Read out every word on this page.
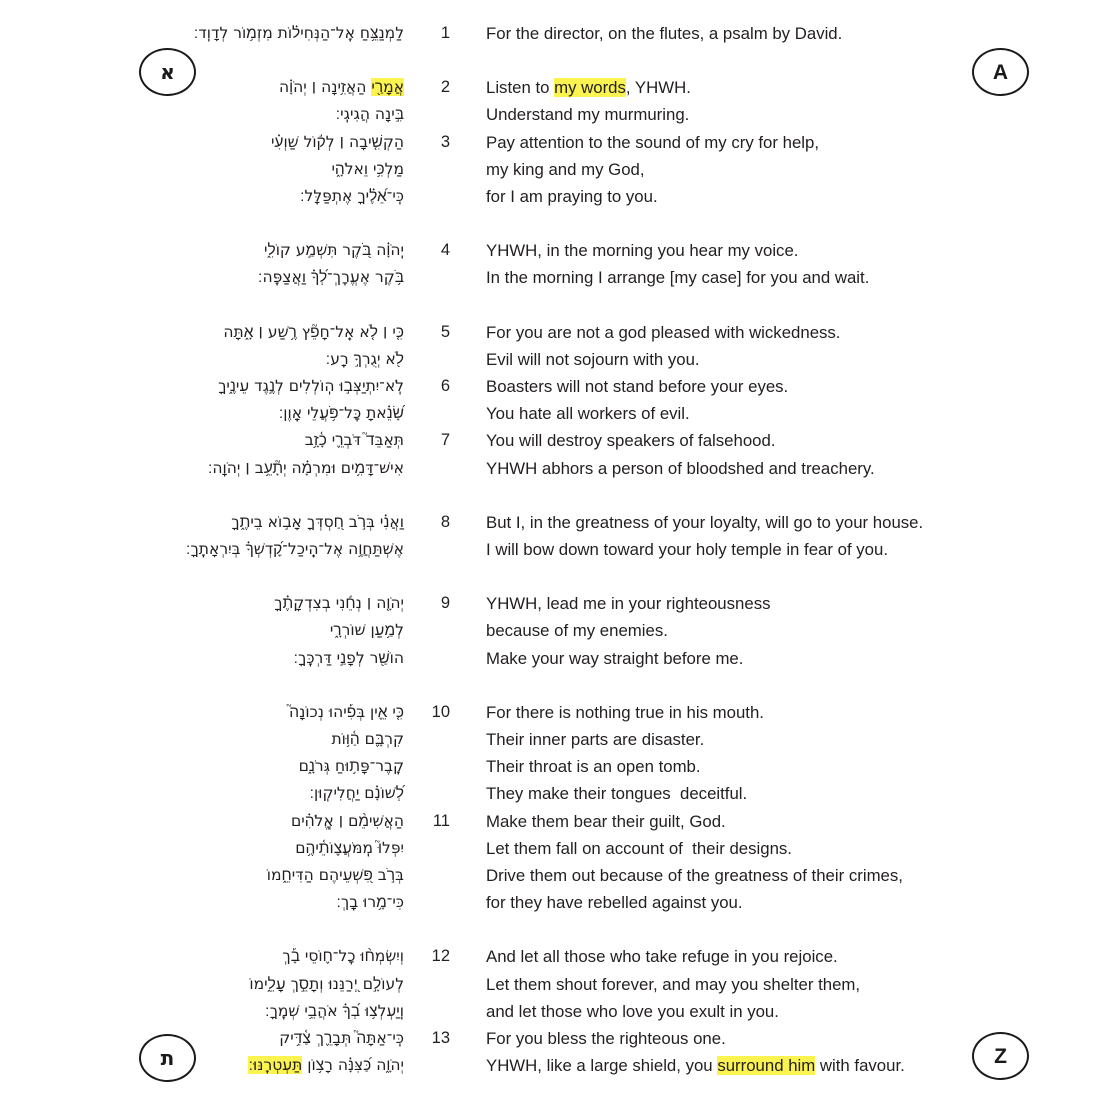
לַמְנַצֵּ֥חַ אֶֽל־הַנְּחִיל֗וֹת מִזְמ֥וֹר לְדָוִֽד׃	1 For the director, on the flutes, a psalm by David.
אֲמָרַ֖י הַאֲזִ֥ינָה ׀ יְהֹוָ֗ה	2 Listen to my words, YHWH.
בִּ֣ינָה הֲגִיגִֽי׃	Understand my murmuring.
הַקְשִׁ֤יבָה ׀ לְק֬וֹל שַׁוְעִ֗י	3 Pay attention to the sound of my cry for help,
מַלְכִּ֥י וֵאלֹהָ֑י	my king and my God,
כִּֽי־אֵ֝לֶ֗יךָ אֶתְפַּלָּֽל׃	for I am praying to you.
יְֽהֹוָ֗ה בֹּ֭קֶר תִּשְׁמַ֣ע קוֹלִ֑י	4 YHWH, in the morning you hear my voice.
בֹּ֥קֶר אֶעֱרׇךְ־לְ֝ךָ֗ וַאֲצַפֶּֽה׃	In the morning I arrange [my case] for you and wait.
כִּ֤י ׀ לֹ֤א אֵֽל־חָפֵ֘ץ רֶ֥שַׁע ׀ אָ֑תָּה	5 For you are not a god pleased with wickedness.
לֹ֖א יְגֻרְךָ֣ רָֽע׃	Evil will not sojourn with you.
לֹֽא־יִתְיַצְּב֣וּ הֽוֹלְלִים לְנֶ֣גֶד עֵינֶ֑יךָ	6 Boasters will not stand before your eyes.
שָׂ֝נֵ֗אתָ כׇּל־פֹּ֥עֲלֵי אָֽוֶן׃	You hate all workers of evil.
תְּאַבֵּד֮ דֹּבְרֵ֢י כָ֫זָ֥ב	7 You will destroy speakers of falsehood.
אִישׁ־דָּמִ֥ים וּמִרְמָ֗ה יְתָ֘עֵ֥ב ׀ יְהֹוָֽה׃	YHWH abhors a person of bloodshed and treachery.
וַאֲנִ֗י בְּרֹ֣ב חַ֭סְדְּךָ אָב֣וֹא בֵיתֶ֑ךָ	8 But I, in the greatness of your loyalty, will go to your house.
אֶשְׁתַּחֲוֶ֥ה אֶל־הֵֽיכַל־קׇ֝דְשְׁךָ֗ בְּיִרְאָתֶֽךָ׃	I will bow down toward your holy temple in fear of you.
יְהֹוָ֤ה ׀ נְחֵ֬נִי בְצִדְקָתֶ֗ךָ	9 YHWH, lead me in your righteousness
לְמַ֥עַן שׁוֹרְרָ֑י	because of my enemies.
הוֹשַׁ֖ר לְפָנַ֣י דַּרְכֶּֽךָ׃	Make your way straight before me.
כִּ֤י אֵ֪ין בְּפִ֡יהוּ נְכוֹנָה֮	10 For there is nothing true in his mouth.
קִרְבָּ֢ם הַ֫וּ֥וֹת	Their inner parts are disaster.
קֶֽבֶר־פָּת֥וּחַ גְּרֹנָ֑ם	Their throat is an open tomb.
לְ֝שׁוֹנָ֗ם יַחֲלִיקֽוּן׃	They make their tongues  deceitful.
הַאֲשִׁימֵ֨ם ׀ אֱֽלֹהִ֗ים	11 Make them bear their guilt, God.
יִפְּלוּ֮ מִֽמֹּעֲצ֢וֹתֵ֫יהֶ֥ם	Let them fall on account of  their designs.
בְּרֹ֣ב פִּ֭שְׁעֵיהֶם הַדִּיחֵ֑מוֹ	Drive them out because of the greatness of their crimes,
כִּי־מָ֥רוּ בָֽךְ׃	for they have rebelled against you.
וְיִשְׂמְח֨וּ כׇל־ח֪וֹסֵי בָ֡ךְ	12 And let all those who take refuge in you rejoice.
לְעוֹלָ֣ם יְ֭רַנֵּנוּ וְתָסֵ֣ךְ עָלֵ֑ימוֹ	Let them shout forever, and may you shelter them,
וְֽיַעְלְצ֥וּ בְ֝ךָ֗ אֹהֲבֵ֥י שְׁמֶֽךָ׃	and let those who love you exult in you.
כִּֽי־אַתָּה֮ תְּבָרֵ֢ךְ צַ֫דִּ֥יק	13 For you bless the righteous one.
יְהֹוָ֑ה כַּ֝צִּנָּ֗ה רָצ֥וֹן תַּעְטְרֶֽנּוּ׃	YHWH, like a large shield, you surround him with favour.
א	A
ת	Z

§ §

Repeat all of the entries word for word, but omit the pictures.

* [RESPONSE BELOW]
Read out every word on this page.
לַמְנַצֵּ֥חַ אֶֽל־הַנְּחִיל֗וֹת מִזְמ֥וֹר לְדָוִֽד׃	1 For the director, on the flutes, a psalm by David.
אֲמָרַ֖י הַאֲזִ֥ינָה ׀ יְהֹוָ֗ה	2 Listen to my words, YHWH.
בִּ֣ינָה הֲגִיגִֽי׃	Understand my murmuring.
הַקְשִׁ֤יבָה ׀ לְק֬וֹל שַׁוְעִ֗י	3 Pay attention to the sound of my cry for help,
מַלְכִּ֥י וֵאלֹהָ֑י	my king and my God,
כִּֽי־אֵ֝לֶ֗יךָ אֶתְפַּלָּֽל׃	for I am praying to you.
יְֽהֹוָ֗ה בֹּ֭קֶר תִּשְׁמַ֣ע קוֹלִ֑י	4 YHWH, in the morning you hear my voice.
בֹּ֥קֶר אֶעֱרׇךְ־לְ֝ךָ֗ וַאֲצַפֶּֽה׃	In the morning I arrange [my case] for you and wait.
כִּ֤י ׀ לֹ֤א אֵֽל־חָפֵ֘ץ רֶ֥שַׁע ׀ אָ֑תָּה	5 For you are not a god pleased with wickedness.
לֹ֖א יְגֻרְךָ֣ רָֽע׃	Evil will not sojourn with you.
לֹֽא־יִתְיַצְּב֣וּ הֽוֹלְלִים לְנֶ֣גֶד עֵינֶ֑יךָ	6 Boasters will not stand before your eyes.
שָׂ֝נֵ֗אתָ כׇּל־פֹּ֥עֲלֵי אָֽוֶן׃	You hate all workers of evil.
תְּאַבֵּד֮ דֹּבְרֵ֢י כָ֫זָ֥ב	7 You will destroy speakers of falsehood.
אִישׁ־דָּמִ֥ים וּמִרְמָ֗ה יְתָ֘עֵ֥ב ׀ יְהֹוָֽה׃	YHWH abhors a person of bloodshed and treachery.
וַאֲנִ֗י בְּרֹ֣ב חַ֭סְדְּךָ אָב֣וֹא בֵיתֶ֑ךָ	8 But I, in the greatness of your loyalty, will go to your house.
אֶשְׁתַּחֲוֶ֥ה אֶל־הֵֽיכַל־קׇ֝דְשְׁךָ֗ בְּיִרְאָתֶֽךָ׃	I will bow down toward your holy temple in fear of you.
יְהֹוָ֤ה ׀ נְחֵ֬נִי בְצִדְקָתֶ֗ךָ	9 YHWH, lead me in your righteousness
לְמַ֥עַן שׁוֹרְרָ֑י	because of my enemies.
הוֹשַׁ֖ר לְפָנַ֣י דַּרְכֶּֽךָ׃	Make your way straight before me.
כִּ֤י אֵ֪ין בְּפִ֡יהוּ נְכוֹנָה֮	10 For there is nothing true in his mouth.
קִרְבָּ֢ם הַ֫וּ֥וֹת	Their inner parts are disaster.
קֶֽבֶר־פָּת֥וּחַ גְּרֹנָ֑ם	Their throat is an open tomb.
לְ֝שׁוֹנָ֗ם יַחֲלִיקֽוּן׃	They make their tongues  deceitful.
הַאֲשִׁימֵ֨ם ׀ אֱֽלֹהִ֗ים	11 Make them bear their guilt, God.
יִפְּלוּ֮ מִֽמֹּעֲצ֢וֹתֵ֫יהֶ֥ם	Let them fall on account of  their designs.
בְּרֹ֣ב פִּ֭שְׁעֵיהֶם הַדִּיחֵ֑מוֹ	Drive them out because of the greatness of their crimes,
כִּי־מָ֥רוּ בָֽךְ׃	for they have rebelled against you.
וְיִשְׂמְח֨וּ כׇל־ח֪וֹסֵי בָ֡ךְ	12 And let all those who take refuge in you rejoice.
לְעוֹלָ֣ם יְ֭רַנֵּנוּ וְתָסֵ֣ךְ עָלֵ֑ימוֹ	Let them shout forever, and may you shelter them,
וְֽיַעְלְצ֥וּ בְ֝ךָ֗ אֹהֲבֵ֥י שְׁמֶֽךָ׃	and let those who love you exult in you.
כִּֽי־אַתָּה֮ תְּבָרֵ֢ךְ צַ֫דִּ֥יק	13 For you bless the righteous one.
יְהֹוָ֑ה כַּ֝צִּנָּ֗ה רָצ֥וֹן תַּעְטְרֶֽנּוּ׃	YHWH, like a large shield, you surround him with favour.
א	A
ת	Z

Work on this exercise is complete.